Given records:
-------
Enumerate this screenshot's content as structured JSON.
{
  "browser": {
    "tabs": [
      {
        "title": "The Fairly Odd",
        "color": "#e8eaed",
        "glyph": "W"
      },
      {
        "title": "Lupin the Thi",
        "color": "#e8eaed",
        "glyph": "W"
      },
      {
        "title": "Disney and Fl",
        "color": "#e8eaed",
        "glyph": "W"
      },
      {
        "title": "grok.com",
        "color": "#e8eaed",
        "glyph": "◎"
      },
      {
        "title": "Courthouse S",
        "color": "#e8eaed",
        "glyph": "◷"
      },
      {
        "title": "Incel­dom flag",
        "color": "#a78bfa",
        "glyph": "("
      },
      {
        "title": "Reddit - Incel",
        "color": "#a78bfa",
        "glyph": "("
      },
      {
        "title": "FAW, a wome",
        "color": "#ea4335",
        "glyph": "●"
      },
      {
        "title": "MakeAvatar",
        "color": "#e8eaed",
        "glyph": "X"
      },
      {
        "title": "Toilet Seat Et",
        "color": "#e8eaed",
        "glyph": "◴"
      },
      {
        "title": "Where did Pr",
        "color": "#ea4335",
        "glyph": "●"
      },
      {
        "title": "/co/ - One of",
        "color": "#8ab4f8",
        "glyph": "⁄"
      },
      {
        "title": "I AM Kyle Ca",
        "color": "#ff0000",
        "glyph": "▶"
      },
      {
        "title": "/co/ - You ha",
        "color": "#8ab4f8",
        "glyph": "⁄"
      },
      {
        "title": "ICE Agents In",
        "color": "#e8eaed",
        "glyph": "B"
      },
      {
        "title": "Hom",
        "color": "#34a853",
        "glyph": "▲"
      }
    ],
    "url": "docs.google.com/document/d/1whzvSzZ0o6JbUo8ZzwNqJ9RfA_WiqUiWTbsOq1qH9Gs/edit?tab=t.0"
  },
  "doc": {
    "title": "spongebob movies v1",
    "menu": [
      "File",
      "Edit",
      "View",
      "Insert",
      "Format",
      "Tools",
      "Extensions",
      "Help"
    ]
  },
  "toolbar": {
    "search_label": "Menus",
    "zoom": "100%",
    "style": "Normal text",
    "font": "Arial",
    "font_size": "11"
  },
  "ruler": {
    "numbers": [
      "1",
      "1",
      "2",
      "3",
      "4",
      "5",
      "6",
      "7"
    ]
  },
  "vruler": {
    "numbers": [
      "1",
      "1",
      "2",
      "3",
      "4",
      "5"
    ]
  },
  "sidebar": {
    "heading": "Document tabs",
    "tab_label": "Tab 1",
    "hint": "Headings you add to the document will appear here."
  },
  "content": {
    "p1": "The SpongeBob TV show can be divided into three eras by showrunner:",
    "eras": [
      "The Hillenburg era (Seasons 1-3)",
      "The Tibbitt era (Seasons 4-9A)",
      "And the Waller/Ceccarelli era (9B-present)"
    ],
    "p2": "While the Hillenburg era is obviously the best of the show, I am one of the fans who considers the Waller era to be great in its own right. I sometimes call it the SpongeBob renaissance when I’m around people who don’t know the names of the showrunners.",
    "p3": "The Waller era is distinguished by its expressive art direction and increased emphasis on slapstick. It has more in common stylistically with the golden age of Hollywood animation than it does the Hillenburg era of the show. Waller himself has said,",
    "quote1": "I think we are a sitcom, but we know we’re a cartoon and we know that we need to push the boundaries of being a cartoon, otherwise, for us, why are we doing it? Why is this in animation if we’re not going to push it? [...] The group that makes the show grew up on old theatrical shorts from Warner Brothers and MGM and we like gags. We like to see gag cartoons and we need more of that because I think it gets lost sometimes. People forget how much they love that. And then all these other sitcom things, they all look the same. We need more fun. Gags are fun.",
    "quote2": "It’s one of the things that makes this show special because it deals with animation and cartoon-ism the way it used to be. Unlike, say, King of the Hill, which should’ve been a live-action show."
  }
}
-------
Problem:
Type out the material again exactly as presented.

Response:
Enumerate this screenshot's content as structured JSON.
{
  "browser": {
    "tabs": [
      {
        "title": "The Fairly Odd",
        "color": "#e8eaed",
        "glyph": "W"
      },
      {
        "title": "Lupin the Thi",
        "color": "#e8eaed",
        "glyph": "W"
      },
      {
        "title": "Disney and Fl",
        "color": "#e8eaed",
        "glyph": "W"
      },
      {
        "title": "grok.com",
        "color": "#e8eaed",
        "glyph": "◎"
      },
      {
        "title": "Courthouse S",
        "color": "#e8eaed",
        "glyph": "◷"
      },
      {
        "title": "Incel­dom flag",
        "color": "#a78bfa",
        "glyph": "("
      },
      {
        "title": "Reddit - Incel",
        "color": "#a78bfa",
        "glyph": "("
      },
      {
        "title": "FAW, a wome",
        "color": "#ea4335",
        "glyph": "●"
      },
      {
        "title": "MakeAvatar",
        "color": "#e8eaed",
        "glyph": "X"
      },
      {
        "title": "Toilet Seat Et",
        "color": "#e8eaed",
        "glyph": "◴"
      },
      {
        "title": "Where did Pr",
        "color": "#ea4335",
        "glyph": "●"
      },
      {
        "title": "/co/ - One of",
        "color": "#8ab4f8",
        "glyph": "⁄"
      },
      {
        "title": "I AM Kyle Ca",
        "color": "#ff0000",
        "glyph": "▶"
      },
      {
        "title": "/co/ - You ha",
        "color": "#8ab4f8",
        "glyph": "⁄"
      },
      {
        "title": "ICE Agents In",
        "color": "#e8eaed",
        "glyph": "B"
      },
      {
        "title": "Hom",
        "color": "#34a853",
        "glyph": "▲"
      }
    ],
    "url": "docs.google.com/document/d/1whzvSzZ0o6JbUo8ZzwNqJ9RfA_WiqUiWTbsOq1qH9Gs/edit?tab=t.0"
  },
  "doc": {
    "title": "spongebob movies v1",
    "menu": [
      "File",
      "Edit",
      "View",
      "Insert",
      "Format",
      "Tools",
      "Extensions",
      "Help"
    ]
  },
  "toolbar": {
    "search_label": "Menus",
    "zoom": "100%",
    "style": "Normal text",
    "font": "Arial",
    "font_size": "11"
  },
  "ruler": {
    "numbers": [
      "1",
      "1",
      "2",
      "3",
      "4",
      "5",
      "6",
      "7"
    ]
  },
  "vruler": {
    "numbers": [
      "1",
      "1",
      "2",
      "3",
      "4",
      "5"
    ]
  },
  "sidebar": {
    "heading": "Document tabs",
    "tab_label": "Tab 1",
    "hint": "Headings you add to the document will appear here."
  },
  "content": {
    "p1": "The SpongeBob TV show can be divided into three eras by showrunner:",
    "eras": [
      "The Hillenburg era (Seasons 1-3)",
      "The Tibbitt era (Seasons 4-9A)",
      "And the Waller/Ceccarelli era (9B-present)"
    ],
    "p2": "While the Hillenburg era is obviously the best of the show, I am one of the fans who considers the Waller era to be great in its own right. I sometimes call it the SpongeBob renaissance when I’m around people who don’t know the names of the showrunners.",
    "p3": "The Waller era is distinguished by its expressive art direction and increased emphasis on slapstick. It has more in common stylistically with the golden age of Hollywood animation than it does the Hillenburg era of the show. Waller himself has said,",
    "quote1": "I think we are a sitcom, but we know we’re a cartoon and we know that we need to push the boundaries of being a cartoon, otherwise, for us, why are we doing it? Why is this in animation if we’re not going to push it? [...] The group that makes the show grew up on old theatrical shorts from Warner Brothers and MGM and we like gags. We like to see gag cartoons and we need more of that because I think it gets lost sometimes. People forget how much they love that. And then all these other sitcom things, they all look the same. We need more fun. Gags are fun.",
    "quote2": "It’s one of the things that makes this show special because it deals with animation and cartoon-ism the way it used to be. Unlike, say, King of the Hill, which should’ve been a live-action show."
  }
}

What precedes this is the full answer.